(Butir data)
┄┄┄┄┄┄┄┄┄┄

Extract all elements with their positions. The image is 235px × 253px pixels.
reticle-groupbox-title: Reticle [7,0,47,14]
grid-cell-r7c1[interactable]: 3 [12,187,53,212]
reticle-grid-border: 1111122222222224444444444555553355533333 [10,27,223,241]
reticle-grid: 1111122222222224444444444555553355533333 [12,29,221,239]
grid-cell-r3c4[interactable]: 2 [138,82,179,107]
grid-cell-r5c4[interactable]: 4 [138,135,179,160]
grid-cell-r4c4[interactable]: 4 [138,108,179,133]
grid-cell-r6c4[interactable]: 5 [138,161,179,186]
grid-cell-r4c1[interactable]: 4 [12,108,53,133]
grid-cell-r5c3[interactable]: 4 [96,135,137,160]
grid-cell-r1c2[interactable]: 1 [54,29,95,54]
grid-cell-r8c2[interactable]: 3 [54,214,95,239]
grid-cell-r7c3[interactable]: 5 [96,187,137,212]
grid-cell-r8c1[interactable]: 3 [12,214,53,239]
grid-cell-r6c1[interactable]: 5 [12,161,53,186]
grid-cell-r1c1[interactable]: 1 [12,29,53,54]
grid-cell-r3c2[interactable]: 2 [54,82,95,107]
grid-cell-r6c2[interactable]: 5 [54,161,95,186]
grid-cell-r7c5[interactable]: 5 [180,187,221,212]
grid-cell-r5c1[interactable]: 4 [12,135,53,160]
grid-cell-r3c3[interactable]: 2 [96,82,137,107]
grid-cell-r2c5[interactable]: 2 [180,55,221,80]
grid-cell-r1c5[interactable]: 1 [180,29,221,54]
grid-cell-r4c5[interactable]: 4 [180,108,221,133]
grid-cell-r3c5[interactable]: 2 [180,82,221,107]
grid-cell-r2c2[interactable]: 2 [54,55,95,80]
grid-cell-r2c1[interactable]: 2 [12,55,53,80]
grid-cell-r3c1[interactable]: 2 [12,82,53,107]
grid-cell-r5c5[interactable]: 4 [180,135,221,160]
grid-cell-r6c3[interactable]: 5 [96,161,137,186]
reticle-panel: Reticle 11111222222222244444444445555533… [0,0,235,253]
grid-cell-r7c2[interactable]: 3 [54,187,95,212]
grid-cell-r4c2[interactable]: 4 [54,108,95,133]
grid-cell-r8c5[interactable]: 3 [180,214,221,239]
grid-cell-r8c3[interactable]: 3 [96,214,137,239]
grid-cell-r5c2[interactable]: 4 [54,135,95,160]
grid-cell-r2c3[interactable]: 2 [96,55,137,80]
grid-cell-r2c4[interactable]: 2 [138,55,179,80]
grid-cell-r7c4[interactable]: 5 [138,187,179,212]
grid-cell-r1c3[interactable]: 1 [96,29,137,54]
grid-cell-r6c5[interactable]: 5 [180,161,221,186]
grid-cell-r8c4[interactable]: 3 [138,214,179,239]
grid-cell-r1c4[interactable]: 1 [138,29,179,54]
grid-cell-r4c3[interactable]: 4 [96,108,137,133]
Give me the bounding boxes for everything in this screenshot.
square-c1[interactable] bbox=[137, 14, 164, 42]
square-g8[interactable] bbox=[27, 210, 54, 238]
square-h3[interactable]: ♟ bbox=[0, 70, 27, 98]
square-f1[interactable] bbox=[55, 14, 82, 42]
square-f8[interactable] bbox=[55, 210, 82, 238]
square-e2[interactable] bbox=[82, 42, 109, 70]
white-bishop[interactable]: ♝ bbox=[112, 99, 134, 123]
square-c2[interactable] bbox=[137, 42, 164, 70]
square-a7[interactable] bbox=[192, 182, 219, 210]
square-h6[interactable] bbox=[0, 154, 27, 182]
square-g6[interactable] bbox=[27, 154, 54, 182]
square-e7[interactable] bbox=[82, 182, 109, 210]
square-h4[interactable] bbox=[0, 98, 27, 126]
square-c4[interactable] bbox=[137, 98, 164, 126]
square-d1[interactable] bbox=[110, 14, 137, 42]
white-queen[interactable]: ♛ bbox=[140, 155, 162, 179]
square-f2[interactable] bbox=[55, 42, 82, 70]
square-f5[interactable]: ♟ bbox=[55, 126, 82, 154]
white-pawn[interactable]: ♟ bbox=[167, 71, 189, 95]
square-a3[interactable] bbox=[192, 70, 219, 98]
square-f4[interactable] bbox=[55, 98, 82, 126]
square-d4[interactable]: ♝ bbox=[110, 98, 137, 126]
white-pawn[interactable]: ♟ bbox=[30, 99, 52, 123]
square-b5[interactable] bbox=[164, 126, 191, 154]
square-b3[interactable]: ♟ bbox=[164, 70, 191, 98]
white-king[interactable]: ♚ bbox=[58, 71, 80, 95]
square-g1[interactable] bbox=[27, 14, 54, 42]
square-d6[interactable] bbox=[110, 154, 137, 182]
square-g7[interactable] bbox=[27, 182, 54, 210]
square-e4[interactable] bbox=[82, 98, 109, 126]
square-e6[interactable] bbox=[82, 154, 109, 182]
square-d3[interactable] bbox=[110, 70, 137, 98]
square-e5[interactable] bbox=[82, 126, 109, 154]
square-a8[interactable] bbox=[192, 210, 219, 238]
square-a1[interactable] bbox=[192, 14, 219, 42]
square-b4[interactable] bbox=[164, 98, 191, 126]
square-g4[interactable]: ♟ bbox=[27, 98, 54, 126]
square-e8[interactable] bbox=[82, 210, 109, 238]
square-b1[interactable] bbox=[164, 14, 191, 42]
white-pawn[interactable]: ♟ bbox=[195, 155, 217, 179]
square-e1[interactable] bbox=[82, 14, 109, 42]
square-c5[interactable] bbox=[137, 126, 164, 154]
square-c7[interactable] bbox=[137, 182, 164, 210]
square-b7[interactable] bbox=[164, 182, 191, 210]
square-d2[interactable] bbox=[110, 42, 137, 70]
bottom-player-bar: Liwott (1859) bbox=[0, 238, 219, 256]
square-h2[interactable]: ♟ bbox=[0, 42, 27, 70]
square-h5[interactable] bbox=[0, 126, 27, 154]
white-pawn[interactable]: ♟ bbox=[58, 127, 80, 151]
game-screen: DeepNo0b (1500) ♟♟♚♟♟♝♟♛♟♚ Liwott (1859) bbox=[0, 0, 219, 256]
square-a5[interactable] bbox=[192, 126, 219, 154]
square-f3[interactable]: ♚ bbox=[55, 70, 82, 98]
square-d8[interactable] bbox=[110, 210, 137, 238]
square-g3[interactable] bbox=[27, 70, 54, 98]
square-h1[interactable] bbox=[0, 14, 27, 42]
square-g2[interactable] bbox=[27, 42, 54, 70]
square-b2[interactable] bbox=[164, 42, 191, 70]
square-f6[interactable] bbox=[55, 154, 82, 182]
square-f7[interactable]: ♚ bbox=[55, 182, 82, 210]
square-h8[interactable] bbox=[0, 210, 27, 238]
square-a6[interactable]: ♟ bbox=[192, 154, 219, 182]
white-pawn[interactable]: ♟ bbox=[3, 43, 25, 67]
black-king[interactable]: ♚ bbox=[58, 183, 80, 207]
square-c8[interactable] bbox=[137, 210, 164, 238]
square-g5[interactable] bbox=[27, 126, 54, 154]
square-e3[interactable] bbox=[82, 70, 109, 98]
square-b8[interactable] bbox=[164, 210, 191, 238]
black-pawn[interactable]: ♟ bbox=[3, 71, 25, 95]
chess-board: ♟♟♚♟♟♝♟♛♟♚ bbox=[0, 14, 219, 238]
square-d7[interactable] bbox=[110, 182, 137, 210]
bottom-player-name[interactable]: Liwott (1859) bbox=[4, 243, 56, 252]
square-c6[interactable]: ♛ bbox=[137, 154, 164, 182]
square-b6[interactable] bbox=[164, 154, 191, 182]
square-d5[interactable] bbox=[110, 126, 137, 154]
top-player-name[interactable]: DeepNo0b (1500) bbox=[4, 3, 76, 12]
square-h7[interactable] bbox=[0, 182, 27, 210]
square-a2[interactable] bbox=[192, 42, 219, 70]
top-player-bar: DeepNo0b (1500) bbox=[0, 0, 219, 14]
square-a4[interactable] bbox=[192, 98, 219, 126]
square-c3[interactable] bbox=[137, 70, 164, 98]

┄┄┄┄┄┄┄┄┄┄

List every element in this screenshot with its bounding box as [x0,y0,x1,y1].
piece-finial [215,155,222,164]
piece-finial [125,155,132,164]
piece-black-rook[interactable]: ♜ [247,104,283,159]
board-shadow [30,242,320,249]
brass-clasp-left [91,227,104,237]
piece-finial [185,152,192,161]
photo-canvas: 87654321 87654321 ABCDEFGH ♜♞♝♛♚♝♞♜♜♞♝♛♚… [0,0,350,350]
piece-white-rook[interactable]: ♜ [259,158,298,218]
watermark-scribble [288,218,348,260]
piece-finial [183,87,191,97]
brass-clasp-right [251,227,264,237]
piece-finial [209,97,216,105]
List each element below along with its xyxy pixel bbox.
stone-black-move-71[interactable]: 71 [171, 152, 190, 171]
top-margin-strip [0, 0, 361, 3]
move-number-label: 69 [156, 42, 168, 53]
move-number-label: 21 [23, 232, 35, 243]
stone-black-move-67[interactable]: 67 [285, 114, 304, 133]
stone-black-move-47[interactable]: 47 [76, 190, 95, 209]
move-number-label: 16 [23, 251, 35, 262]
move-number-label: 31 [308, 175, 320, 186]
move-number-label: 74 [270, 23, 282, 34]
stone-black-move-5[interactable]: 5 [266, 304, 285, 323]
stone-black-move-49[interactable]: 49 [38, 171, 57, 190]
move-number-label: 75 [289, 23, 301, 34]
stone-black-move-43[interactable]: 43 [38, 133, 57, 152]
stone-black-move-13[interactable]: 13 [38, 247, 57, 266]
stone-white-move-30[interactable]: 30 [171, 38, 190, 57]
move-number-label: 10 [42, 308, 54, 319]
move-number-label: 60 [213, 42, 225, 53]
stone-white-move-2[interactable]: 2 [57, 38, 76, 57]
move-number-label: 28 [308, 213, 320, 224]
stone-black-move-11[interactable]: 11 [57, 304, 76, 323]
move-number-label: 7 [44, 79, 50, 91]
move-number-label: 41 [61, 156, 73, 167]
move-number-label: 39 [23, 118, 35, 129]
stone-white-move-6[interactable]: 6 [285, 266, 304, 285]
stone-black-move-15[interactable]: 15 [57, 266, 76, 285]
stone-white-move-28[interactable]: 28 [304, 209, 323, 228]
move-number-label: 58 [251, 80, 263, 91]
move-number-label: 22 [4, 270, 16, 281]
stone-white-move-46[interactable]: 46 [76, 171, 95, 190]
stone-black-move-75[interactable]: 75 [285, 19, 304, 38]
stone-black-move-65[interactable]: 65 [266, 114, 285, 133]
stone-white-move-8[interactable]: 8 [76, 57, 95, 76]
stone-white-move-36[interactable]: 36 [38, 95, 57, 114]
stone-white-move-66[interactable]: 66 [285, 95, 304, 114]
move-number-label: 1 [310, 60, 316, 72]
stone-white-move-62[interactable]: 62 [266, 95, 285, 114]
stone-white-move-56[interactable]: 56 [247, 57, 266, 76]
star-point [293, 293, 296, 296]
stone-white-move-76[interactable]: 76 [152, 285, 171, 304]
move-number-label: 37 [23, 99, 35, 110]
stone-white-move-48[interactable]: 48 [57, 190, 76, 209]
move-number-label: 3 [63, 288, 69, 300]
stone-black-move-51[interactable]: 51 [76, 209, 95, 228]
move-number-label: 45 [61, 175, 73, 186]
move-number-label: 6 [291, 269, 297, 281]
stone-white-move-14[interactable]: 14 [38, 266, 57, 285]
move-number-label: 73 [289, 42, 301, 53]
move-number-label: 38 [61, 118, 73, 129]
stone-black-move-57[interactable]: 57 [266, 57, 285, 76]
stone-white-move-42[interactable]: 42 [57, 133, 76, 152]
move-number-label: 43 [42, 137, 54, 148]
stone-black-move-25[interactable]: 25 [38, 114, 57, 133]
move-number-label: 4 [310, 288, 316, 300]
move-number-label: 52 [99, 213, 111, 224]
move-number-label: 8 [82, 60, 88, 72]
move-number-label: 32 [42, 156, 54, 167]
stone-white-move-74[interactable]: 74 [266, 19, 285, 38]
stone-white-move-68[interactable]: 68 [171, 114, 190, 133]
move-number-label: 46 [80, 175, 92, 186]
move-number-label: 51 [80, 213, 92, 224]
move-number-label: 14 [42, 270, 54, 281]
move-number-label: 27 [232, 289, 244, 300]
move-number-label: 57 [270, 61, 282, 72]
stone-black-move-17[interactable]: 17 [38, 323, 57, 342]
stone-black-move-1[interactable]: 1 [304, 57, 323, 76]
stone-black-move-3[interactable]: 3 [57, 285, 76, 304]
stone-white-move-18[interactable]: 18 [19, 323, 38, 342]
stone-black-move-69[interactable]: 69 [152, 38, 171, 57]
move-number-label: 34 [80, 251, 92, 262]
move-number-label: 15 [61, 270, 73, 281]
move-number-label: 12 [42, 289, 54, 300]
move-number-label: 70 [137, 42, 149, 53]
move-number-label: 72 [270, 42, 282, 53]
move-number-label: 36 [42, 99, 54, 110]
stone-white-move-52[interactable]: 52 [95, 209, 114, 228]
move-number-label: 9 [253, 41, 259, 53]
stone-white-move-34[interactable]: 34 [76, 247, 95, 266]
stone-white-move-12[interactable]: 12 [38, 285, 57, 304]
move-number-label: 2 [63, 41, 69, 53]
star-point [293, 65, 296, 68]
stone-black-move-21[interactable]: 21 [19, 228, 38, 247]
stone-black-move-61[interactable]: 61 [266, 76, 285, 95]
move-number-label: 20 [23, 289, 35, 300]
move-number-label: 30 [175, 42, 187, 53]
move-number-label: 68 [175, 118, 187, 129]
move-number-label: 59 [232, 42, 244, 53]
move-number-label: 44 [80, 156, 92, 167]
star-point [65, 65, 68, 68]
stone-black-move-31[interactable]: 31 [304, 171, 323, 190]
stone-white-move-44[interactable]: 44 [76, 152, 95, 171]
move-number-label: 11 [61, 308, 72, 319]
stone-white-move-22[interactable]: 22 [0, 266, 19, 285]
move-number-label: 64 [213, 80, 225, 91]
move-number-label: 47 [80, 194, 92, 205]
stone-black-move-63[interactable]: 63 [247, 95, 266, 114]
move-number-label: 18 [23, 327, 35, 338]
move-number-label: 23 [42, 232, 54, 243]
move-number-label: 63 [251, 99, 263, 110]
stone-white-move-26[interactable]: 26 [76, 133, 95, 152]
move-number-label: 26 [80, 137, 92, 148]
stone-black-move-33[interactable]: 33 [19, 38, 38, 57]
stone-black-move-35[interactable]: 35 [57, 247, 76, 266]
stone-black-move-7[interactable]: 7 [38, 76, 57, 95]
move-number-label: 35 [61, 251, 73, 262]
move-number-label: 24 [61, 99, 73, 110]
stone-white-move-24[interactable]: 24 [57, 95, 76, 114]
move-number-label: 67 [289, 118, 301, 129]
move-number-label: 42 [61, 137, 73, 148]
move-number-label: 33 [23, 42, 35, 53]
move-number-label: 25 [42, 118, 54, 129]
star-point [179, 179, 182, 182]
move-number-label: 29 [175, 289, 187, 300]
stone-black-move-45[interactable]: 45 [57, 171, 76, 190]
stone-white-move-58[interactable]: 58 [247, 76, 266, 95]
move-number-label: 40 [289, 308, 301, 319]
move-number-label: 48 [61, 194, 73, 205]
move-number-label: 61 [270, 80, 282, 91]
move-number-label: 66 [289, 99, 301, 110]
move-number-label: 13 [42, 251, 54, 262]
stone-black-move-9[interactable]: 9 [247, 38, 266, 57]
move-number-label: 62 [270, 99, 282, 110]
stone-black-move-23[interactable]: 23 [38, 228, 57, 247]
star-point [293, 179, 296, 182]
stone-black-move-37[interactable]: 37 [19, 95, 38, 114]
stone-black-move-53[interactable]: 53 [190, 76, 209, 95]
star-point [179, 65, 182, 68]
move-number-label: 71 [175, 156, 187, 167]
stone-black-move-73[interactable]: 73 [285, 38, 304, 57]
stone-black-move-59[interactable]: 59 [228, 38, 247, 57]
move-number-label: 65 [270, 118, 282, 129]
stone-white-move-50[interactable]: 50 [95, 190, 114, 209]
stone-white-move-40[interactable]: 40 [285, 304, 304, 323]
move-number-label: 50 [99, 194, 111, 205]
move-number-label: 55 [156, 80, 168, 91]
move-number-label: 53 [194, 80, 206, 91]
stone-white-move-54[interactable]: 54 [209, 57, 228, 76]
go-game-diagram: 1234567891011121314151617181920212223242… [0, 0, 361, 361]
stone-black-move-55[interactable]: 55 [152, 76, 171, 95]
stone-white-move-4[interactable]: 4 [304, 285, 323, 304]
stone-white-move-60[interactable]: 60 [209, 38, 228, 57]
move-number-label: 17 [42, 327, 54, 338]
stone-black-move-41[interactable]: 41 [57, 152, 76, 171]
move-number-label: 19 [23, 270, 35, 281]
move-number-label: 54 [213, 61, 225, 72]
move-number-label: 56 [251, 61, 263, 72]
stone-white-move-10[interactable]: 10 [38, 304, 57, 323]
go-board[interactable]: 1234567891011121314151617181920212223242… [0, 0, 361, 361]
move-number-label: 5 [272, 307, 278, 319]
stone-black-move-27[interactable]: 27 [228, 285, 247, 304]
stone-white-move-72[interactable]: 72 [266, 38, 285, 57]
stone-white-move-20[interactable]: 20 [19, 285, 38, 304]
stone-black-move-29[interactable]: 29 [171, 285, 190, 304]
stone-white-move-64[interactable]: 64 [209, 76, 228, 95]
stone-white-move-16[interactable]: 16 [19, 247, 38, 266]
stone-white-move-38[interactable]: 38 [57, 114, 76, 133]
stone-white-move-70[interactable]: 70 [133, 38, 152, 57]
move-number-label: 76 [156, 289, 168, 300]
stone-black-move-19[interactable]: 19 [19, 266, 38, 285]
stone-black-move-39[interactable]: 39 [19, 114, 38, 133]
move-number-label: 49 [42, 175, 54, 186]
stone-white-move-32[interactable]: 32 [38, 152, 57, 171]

┄┄┄┄┄┄┄┄┄┄

Kerjakan ini → Kumpulkan semua baris data di atas yang memuat kata "screenshot".

Hasil latihan →
Give me the bounding boxes for everything in this screenshot.
List every element in this screenshot with its bounding box as [x0,y0,x1,y1].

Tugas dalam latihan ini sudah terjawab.